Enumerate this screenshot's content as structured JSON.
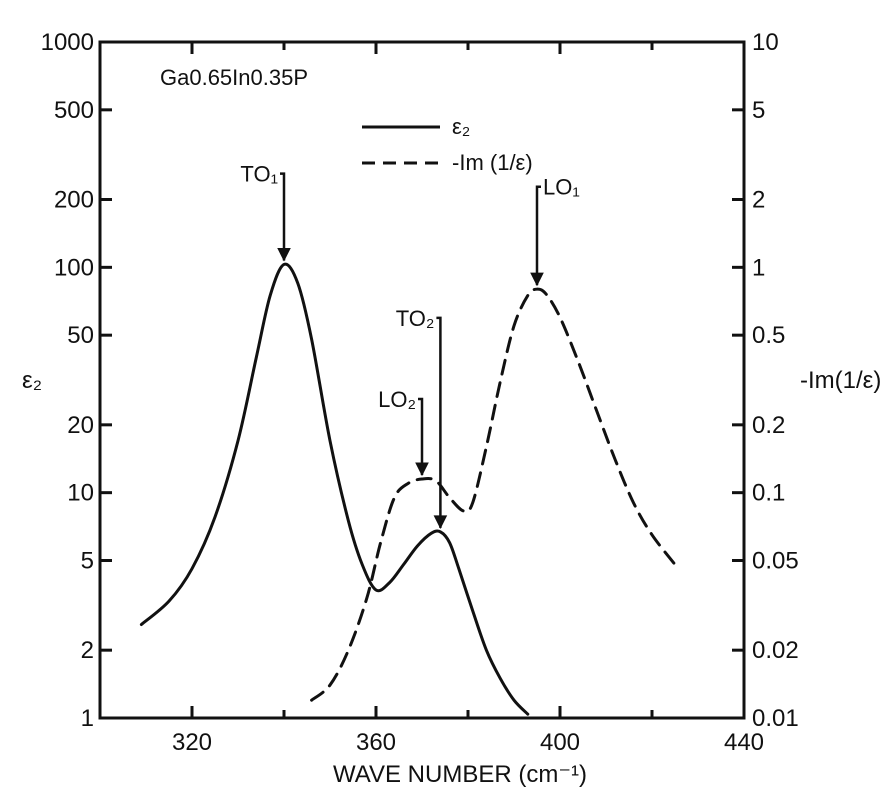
{
  "chart_data": {
    "type": "line",
    "title": "",
    "sample_label": "Ga0.65In0.35P",
    "xlabel": "WAVE NUMBER (cm⁻¹)",
    "ylabel_left": "ε₂",
    "ylabel_right": "-Im(1/ε)",
    "x_range": [
      300,
      440
    ],
    "x_ticks": [
      {
        "value": 320,
        "label": "320"
      },
      {
        "value": 360,
        "label": "360"
      },
      {
        "value": 400,
        "label": "400"
      },
      {
        "value": 440,
        "label": "440"
      }
    ],
    "x_minor_ticks": [
      340,
      380,
      420
    ],
    "y_left_scale": "log",
    "y_left_range": [
      1,
      1000
    ],
    "y_left_ticks": [
      {
        "value": 1,
        "label": "1"
      },
      {
        "value": 2,
        "label": "2"
      },
      {
        "value": 5,
        "label": "5"
      },
      {
        "value": 10,
        "label": "10"
      },
      {
        "value": 20,
        "label": "20"
      },
      {
        "value": 50,
        "label": "50"
      },
      {
        "value": 100,
        "label": "100"
      },
      {
        "value": 200,
        "label": "200"
      },
      {
        "value": 500,
        "label": "500"
      },
      {
        "value": 1000,
        "label": "1000"
      }
    ],
    "y_right_scale": "log",
    "y_right_range": [
      0.01,
      10
    ],
    "y_right_ticks": [
      {
        "value": 0.01,
        "label": "0.01"
      },
      {
        "value": 0.02,
        "label": "0.02"
      },
      {
        "value": 0.05,
        "label": "0.05"
      },
      {
        "value": 0.1,
        "label": "0.1"
      },
      {
        "value": 0.2,
        "label": "0.2"
      },
      {
        "value": 0.5,
        "label": "0.5"
      },
      {
        "value": 1,
        "label": "1"
      },
      {
        "value": 2,
        "label": "2"
      },
      {
        "value": 5,
        "label": "5"
      },
      {
        "value": 10,
        "label": "10"
      }
    ],
    "legend": [
      {
        "label": "ε₂",
        "style": "solid"
      },
      {
        "label": "-Im (1/ε)",
        "style": "dashed"
      }
    ],
    "series": [
      {
        "axis": "left",
        "style": "solid",
        "points": [
          [
            309,
            2.6
          ],
          [
            315,
            3.3
          ],
          [
            320,
            4.6
          ],
          [
            325,
            7.8
          ],
          [
            330,
            17
          ],
          [
            334,
            40
          ],
          [
            337,
            75
          ],
          [
            340,
            103
          ],
          [
            343,
            85
          ],
          [
            346,
            48
          ],
          [
            350,
            17
          ],
          [
            354,
            7.5
          ],
          [
            357,
            4.8
          ],
          [
            360,
            3.7
          ],
          [
            363,
            4.0
          ],
          [
            366,
            4.8
          ],
          [
            369,
            5.8
          ],
          [
            372,
            6.6
          ],
          [
            374,
            6.7
          ],
          [
            376,
            6.0
          ],
          [
            378,
            4.6
          ],
          [
            381,
            3.0
          ],
          [
            384,
            2.0
          ],
          [
            387,
            1.5
          ],
          [
            390,
            1.2
          ],
          [
            393,
            1.04
          ]
        ]
      },
      {
        "axis": "right",
        "style": "dashed",
        "points": [
          [
            346,
            0.012
          ],
          [
            350,
            0.014
          ],
          [
            354,
            0.02
          ],
          [
            358,
            0.034
          ],
          [
            361,
            0.06
          ],
          [
            364,
            0.095
          ],
          [
            367,
            0.11
          ],
          [
            370,
            0.115
          ],
          [
            373,
            0.113
          ],
          [
            376,
            0.095
          ],
          [
            379,
            0.083
          ],
          [
            381,
            0.09
          ],
          [
            384,
            0.16
          ],
          [
            387,
            0.31
          ],
          [
            390,
            0.55
          ],
          [
            393,
            0.75
          ],
          [
            395,
            0.8
          ],
          [
            397,
            0.76
          ],
          [
            400,
            0.6
          ],
          [
            404,
            0.38
          ],
          [
            408,
            0.23
          ],
          [
            412,
            0.14
          ],
          [
            416,
            0.09
          ],
          [
            420,
            0.065
          ],
          [
            425,
            0.048
          ]
        ]
      }
    ],
    "annotations": [
      {
        "label": "TO₁",
        "x": 340,
        "axis": "left",
        "y": 103,
        "label_x": 333,
        "label_y": 240
      },
      {
        "label": "TO₂",
        "x": 374,
        "axis": "left",
        "y": 6.7,
        "label_x": 366,
        "label_y": 55
      },
      {
        "label": "LO₂",
        "x": 370,
        "axis": "right",
        "y": 0.115,
        "label_x": 363,
        "label_y": 0.24
      },
      {
        "label": "LO₁",
        "x": 395,
        "axis": "right",
        "y": 0.8,
        "label_x": 401,
        "label_y": 2.1
      }
    ]
  }
}
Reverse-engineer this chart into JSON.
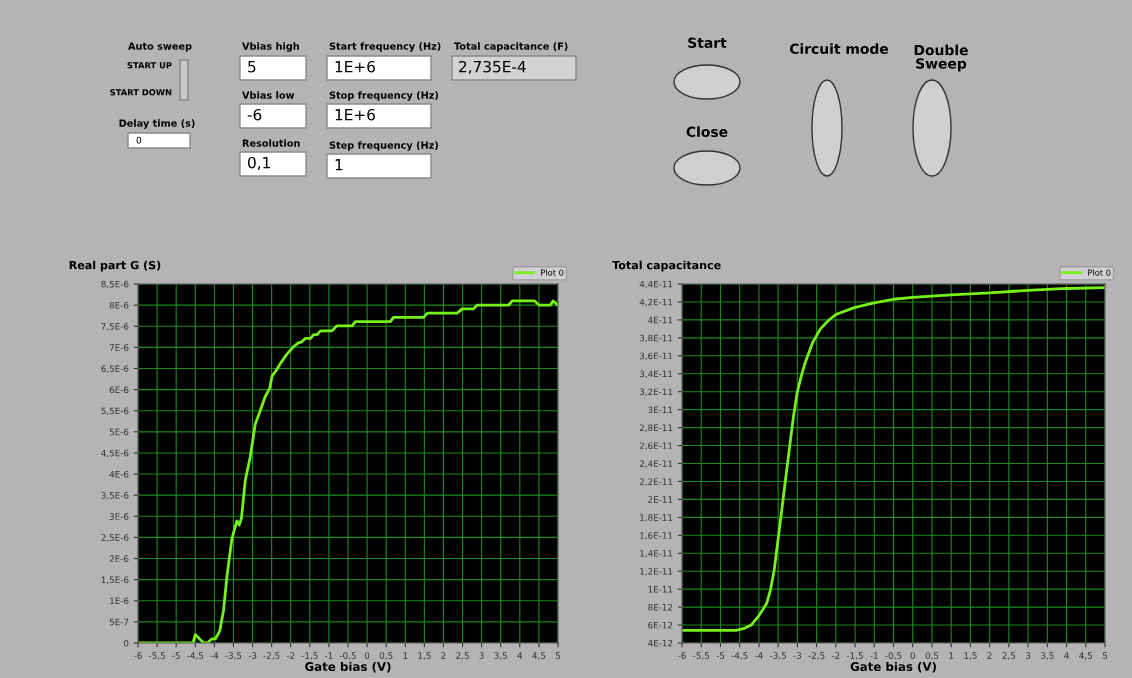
{
  "chart_data": [
    {
      "type": "other",
      "annotations": [
        "Auto sweep",
        "START UP",
        "START DOWN",
        "Delay time (s)",
        "0",
        "Vbias high",
        "5",
        "Vbias low",
        "-6",
        "Resolution",
        "0,1",
        "Start frequency (Hz)",
        "1E+6",
        "Stop frequency (Hz)",
        "1E+6",
        "Step frequency (Hz)",
        "1",
        "Total capacitance (F)",
        "2,735E-4",
        "Start",
        "Close",
        "Circuit mode",
        "Double\nSweep"
      ]
    },
    {
      "type": "line",
      "title": "Real part G (S)",
      "xlabel": "Gate bias (V)",
      "legend": "top right",
      "grid": true,
      "x": [
        -6,
        -4.56,
        -4.5,
        -4.28,
        -4.19,
        -4.06,
        -3.97,
        -3.86,
        -3.76,
        -3.67,
        -3.54,
        -3.41,
        -3.35,
        -3.29,
        -3.19,
        -3.06,
        -2.93,
        -2.8,
        -2.67,
        -2.55,
        -2.49,
        -2.36,
        -2.27,
        -2.1,
        -1.92,
        -1.81,
        -1.71,
        -1.62,
        -1.48,
        -1.4,
        -1.31,
        -1.22,
        -0.92,
        -0.79,
        -0.39,
        -0.31,
        0.61,
        0.69,
        1.48,
        1.58,
        2.36,
        2.49,
        2.79,
        2.88,
        3.71,
        3.8,
        4.39,
        4.5,
        4.8,
        4.87,
        5
      ],
      "series": [
        {
          "name": "Plot 0",
          "color": "#76f21a",
          "values": [
            0,
            0,
            2e-07,
            0,
            0,
            1e-07,
            1e-07,
            2.8e-07,
            7.7e-07,
            1.58e-06,
            2.47e-06,
            2.89e-06,
            2.79e-06,
            2.96e-06,
            3.85e-06,
            4.41e-06,
            5.18e-06,
            5.5e-06,
            5.83e-06,
            6.03e-06,
            6.32e-06,
            6.48e-06,
            6.62e-06,
            6.84e-06,
            7.02e-06,
            7.1e-06,
            7.13e-06,
            7.21e-06,
            7.21e-06,
            7.3e-06,
            7.3e-06,
            7.39e-06,
            7.39e-06,
            7.51e-06,
            7.51e-06,
            7.61e-06,
            7.61e-06,
            7.71e-06,
            7.71e-06,
            7.81e-06,
            7.81e-06,
            7.91e-06,
            7.91e-06,
            8e-06,
            8e-06,
            8.1e-06,
            8.1e-06,
            8e-06,
            8e-06,
            8.1e-06,
            8e-06
          ]
        }
      ],
      "xlim": [
        -6,
        5
      ],
      "xticks": [
        -6,
        {
          "value": -5.5,
          "label": "-5,5"
        },
        -5,
        {
          "value": -4.5,
          "label": "-4,5"
        },
        -4,
        {
          "value": -3.5,
          "label": "-3,5"
        },
        -3,
        {
          "value": -2.5,
          "label": "-2,5"
        },
        -2,
        {
          "value": -1.5,
          "label": "-1,5"
        },
        -1,
        {
          "value": -0.5,
          "label": "-0,5"
        },
        0,
        {
          "value": 0.5,
          "label": "0,5"
        },
        1,
        {
          "value": 1.5,
          "label": "1,5"
        },
        2,
        {
          "value": 2.5,
          "label": "2,5"
        },
        3,
        {
          "value": 3.5,
          "label": "3,5"
        },
        4,
        {
          "value": 4.5,
          "label": "4,5"
        },
        5
      ],
      "ylim": [
        0,
        8.5e-06
      ],
      "yticks": [
        0,
        {
          "value": 5e-07,
          "label": "5E-7"
        },
        {
          "value": 1e-06,
          "label": "1E-6"
        },
        {
          "value": 1.5e-06,
          "label": "1,5E-6"
        },
        {
          "value": 2e-06,
          "label": "2E-6"
        },
        {
          "value": 2.5e-06,
          "label": "2,5E-6"
        },
        {
          "value": 3e-06,
          "label": "3E-6"
        },
        {
          "value": 3.5e-06,
          "label": "3,5E-6"
        },
        {
          "value": 4e-06,
          "label": "4E-6"
        },
        {
          "value": 4.5e-06,
          "label": "4,5E-6"
        },
        {
          "value": 5e-06,
          "label": "5E-6"
        },
        {
          "value": 5.5e-06,
          "label": "5,5E-6"
        },
        {
          "value": 6e-06,
          "label": "6E-6"
        },
        {
          "value": 6.5e-06,
          "label": "6,5E-6"
        },
        {
          "value": 7e-06,
          "label": "7E-6"
        },
        {
          "value": 7.5e-06,
          "label": "7,5E-6"
        },
        {
          "value": 8e-06,
          "label": "8E-6"
        },
        {
          "value": 8.5e-06,
          "label": "8,5E-6"
        }
      ]
    },
    {
      "type": "line",
      "title": "Total capacitance",
      "xlabel": "Gate bias (V)",
      "legend": "top right",
      "grid": true,
      "x": [
        -6,
        -4.6,
        -4.4,
        -4.2,
        -4.0,
        -3.8,
        -3.7,
        -3.6,
        -3.5,
        -3.4,
        -3.3,
        -3.2,
        -3.1,
        -3.0,
        -2.9,
        -2.8,
        -2.6,
        -2.4,
        -2.2,
        -2.0,
        -1.5,
        -1.0,
        -0.5,
        0,
        1,
        2,
        3,
        4,
        5
      ],
      "series": [
        {
          "name": "Plot 0",
          "color": "#76f21a",
          "values": [
            5.4e-12,
            5.4e-12,
            5.6e-12,
            6e-12,
            7.05e-12,
            8.4e-12,
            9.9e-12,
            1.22e-11,
            1.56e-11,
            1.9e-11,
            2.25e-11,
            2.59e-11,
            2.93e-11,
            3.2e-11,
            3.37e-11,
            3.52e-11,
            3.75e-11,
            3.9e-11,
            3.99e-11,
            4.06e-11,
            4.14e-11,
            4.19e-11,
            4.23e-11,
            4.25e-11,
            4.28e-11,
            4.3e-11,
            4.33e-11,
            4.35e-11,
            4.36e-11
          ]
        }
      ],
      "xlim": [
        -6,
        5
      ],
      "xticks": [
        -6,
        {
          "value": -5.5,
          "label": "-5,5"
        },
        -5,
        {
          "value": -4.5,
          "label": "-4,5"
        },
        -4,
        {
          "value": -3.5,
          "label": "-3,5"
        },
        -3,
        {
          "value": -2.5,
          "label": "-2,5"
        },
        -2,
        {
          "value": -1.5,
          "label": "-1,5"
        },
        -1,
        {
          "value": -0.5,
          "label": "-0,5"
        },
        0,
        {
          "value": 0.5,
          "label": "0,5"
        },
        1,
        {
          "value": 1.5,
          "label": "1,5"
        },
        2,
        {
          "value": 2.5,
          "label": "2,5"
        },
        3,
        {
          "value": 3.5,
          "label": "3,5"
        },
        4,
        {
          "value": 4.5,
          "label": "4,5"
        },
        5
      ],
      "ylim": [
        4e-12,
        4.4e-11
      ],
      "yticks": [
        {
          "value": 4e-12,
          "label": "4E-12"
        },
        {
          "value": 6e-12,
          "label": "6E-12"
        },
        {
          "value": 8e-12,
          "label": "8E-12"
        },
        {
          "value": 1e-11,
          "label": "1E-11"
        },
        {
          "value": 1.2e-11,
          "label": "1,2E-11"
        },
        {
          "value": 1.4e-11,
          "label": "1,4E-11"
        },
        {
          "value": 1.6e-11,
          "label": "1,6E-11"
        },
        {
          "value": 1.8e-11,
          "label": "1,8E-11"
        },
        {
          "value": 2e-11,
          "label": "2E-11"
        },
        {
          "value": 2.2e-11,
          "label": "2,2E-11"
        },
        {
          "value": 2.4e-11,
          "label": "2,4E-11"
        },
        {
          "value": 2.6e-11,
          "label": "2,6E-11"
        },
        {
          "value": 2.8e-11,
          "label": "2,8E-11"
        },
        {
          "value": 3e-11,
          "label": "3E-11"
        },
        {
          "value": 3.2e-11,
          "label": "3,2E-11"
        },
        {
          "value": 3.4e-11,
          "label": "3,4E-11"
        },
        {
          "value": 3.6e-11,
          "label": "3,6E-11"
        },
        {
          "value": 3.8e-11,
          "label": "3,8E-11"
        },
        {
          "value": 4e-11,
          "label": "4E-11"
        },
        {
          "value": 4.2e-11,
          "label": "4,2E-11"
        },
        {
          "value": 4.4e-11,
          "label": "4,4E-11"
        }
      ]
    }
  ]
}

================

**Task prompt**
Select the lines from the entries that include the word "type".

**Task result**
    "type": "line",
      "type": "other",
      "type": "line",
      "type": "line",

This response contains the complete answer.